[Dataset records on visual material]
[Start]

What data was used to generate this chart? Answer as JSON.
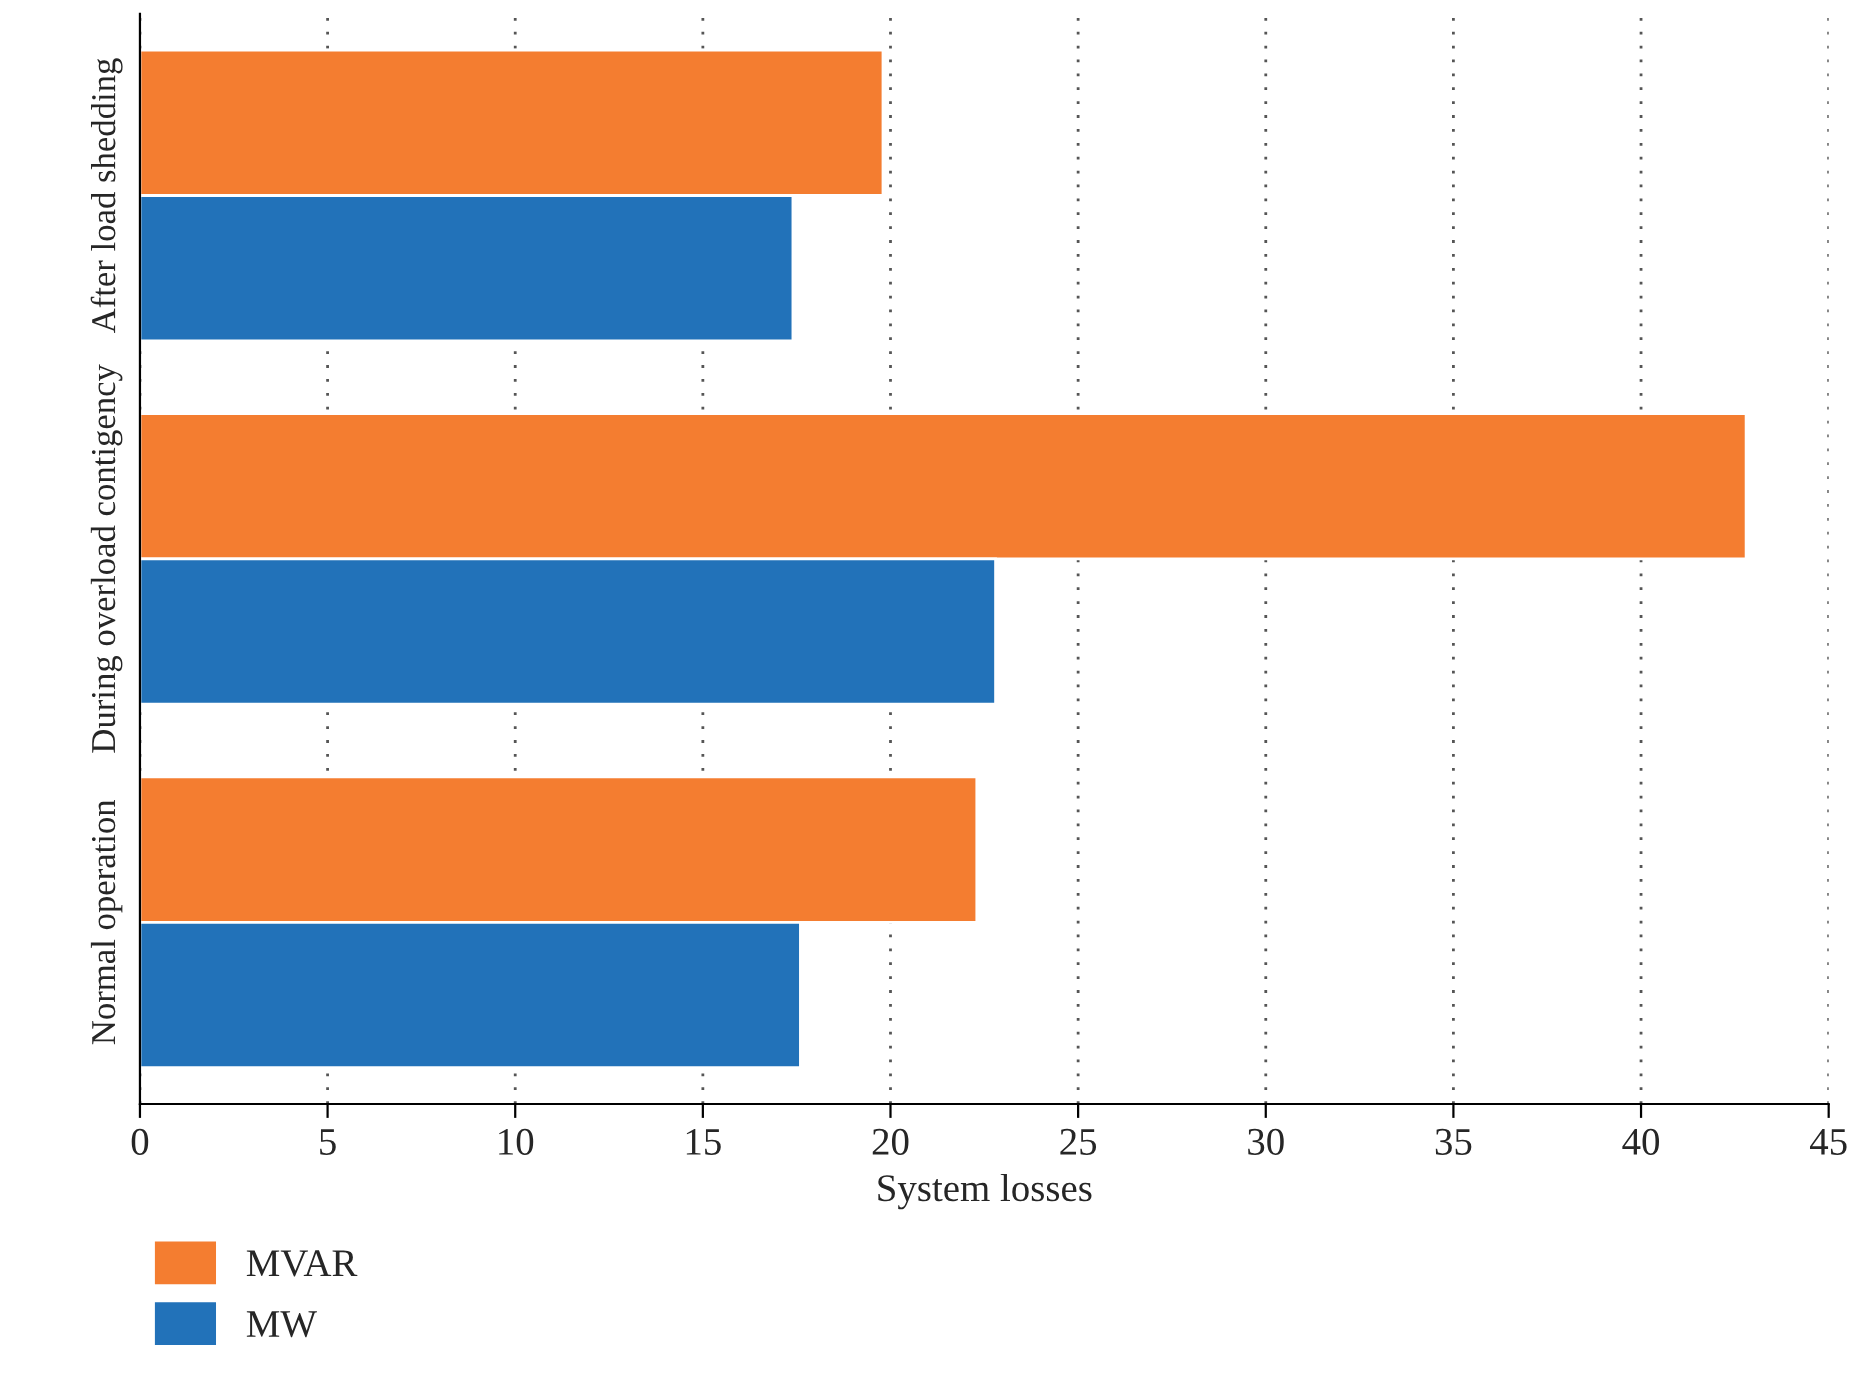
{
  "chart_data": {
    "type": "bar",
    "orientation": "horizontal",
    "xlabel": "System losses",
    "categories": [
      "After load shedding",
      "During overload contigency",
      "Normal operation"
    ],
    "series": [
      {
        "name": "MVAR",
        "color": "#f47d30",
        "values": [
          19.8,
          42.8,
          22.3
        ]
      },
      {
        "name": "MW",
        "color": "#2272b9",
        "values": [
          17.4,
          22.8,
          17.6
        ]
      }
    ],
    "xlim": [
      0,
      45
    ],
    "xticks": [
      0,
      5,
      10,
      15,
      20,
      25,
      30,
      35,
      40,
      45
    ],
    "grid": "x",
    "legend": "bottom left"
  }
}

[End]

▸ Task to carry out
Any pictures should be dropped; transcribe the rest of the records above exactly.

▸ Solution to this problem
What data was used to generate this chart? Answer as JSON.
{
  "chart_data": {
    "type": "bar",
    "orientation": "horizontal",
    "xlabel": "System losses",
    "categories": [
      "After load shedding",
      "During overload contigency",
      "Normal operation"
    ],
    "series": [
      {
        "name": "MVAR",
        "color": "#f47d30",
        "values": [
          19.8,
          42.8,
          22.3
        ]
      },
      {
        "name": "MW",
        "color": "#2272b9",
        "values": [
          17.4,
          22.8,
          17.6
        ]
      }
    ],
    "xlim": [
      0,
      45
    ],
    "xticks": [
      0,
      5,
      10,
      15,
      20,
      25,
      30,
      35,
      40,
      45
    ],
    "grid": "x",
    "legend": "bottom left"
  }
}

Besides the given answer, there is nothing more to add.